§ **Entries taken from a collection**:
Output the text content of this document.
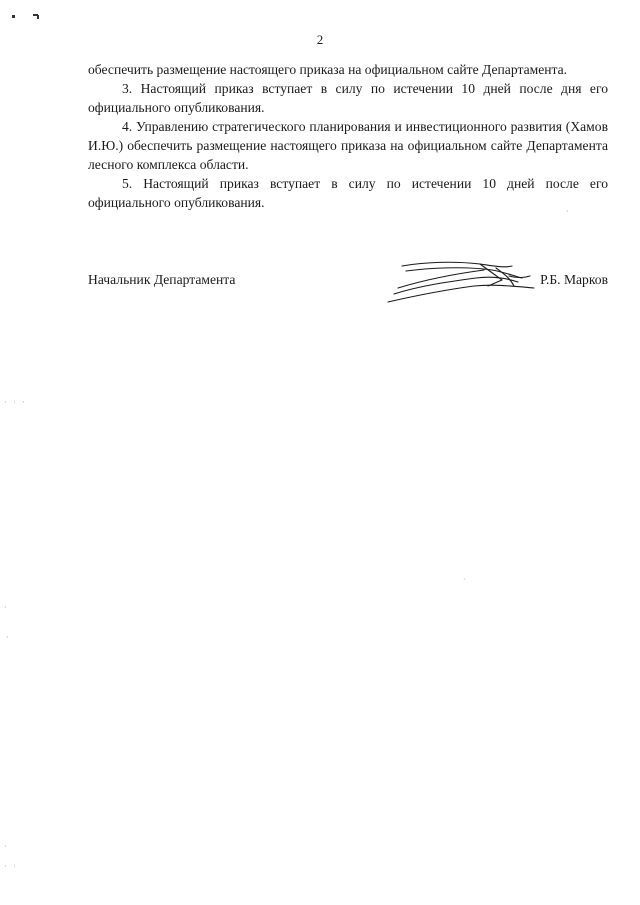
· · ·
·
·
·
· ·
·
·
2

обеспечить размещение настоящего приказа на официальном сайте Департамента.

3. Настоящий приказ вступает в силу по истечении 10 дней после дня его официального опубликования.

4. Управлению стратегического планирования и инвестиционного развития (Хамов И.Ю.) обеспечить размещение настоящего приказа на официальном сайте Департамента лесного комплекса области.

5. Настоящий приказ вступает в силу по истечении 10 дней после его официального опубликования.

Начальник Департамента	Р.Б. Марков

§ **Prompt**: Print every record above exactly as written, leaving out the pictures.

§ **Correct answer**:
Output the text content of this document.
· · ·
·
·
·
· ·
·
·
2

обеспечить размещение настоящего приказа на официальном сайте Департамента.

3. Настоящий приказ вступает в силу по истечении 10 дней после дня его официального опубликования.

4. Управлению стратегического планирования и инвестиционного развития (Хамов И.Ю.) обеспечить размещение настоящего приказа на официальном сайте Департамента лесного комплекса области.

5. Настоящий приказ вступает в силу по истечении 10 дней после его официального опубликования.

Начальник Департамента	Р.Б. Марков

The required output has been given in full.